→ Exercise
Select from the data all lines with the word "доходах".

→ Entries supplied
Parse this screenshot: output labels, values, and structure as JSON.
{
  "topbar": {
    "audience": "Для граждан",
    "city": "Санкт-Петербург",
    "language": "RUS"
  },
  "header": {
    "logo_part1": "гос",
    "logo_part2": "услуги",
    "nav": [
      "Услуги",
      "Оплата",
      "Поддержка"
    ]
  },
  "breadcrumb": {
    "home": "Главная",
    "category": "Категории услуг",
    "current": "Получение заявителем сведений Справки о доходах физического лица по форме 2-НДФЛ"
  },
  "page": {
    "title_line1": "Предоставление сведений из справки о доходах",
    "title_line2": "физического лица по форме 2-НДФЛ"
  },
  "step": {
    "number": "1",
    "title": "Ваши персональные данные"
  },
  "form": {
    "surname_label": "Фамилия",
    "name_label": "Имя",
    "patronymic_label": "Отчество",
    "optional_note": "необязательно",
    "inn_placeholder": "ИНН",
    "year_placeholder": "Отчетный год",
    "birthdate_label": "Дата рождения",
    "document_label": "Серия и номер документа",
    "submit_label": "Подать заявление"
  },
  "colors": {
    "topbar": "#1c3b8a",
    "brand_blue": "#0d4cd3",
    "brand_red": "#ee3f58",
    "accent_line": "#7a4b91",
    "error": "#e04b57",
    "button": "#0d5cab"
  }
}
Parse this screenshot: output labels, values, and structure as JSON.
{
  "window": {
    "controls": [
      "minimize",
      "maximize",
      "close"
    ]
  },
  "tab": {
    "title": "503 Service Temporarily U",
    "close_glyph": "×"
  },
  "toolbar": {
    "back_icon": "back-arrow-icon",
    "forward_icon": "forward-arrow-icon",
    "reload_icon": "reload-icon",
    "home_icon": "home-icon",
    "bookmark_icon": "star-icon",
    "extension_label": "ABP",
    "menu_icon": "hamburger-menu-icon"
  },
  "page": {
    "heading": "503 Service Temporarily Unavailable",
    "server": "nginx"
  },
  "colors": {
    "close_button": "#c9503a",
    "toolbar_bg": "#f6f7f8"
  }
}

→ Exercise output
    "current": "Получение заявителем сведений Справки о доходах физического лица по форме 2-НДФЛ"
    "title_line1": "Предоставление сведений из справки о доходах",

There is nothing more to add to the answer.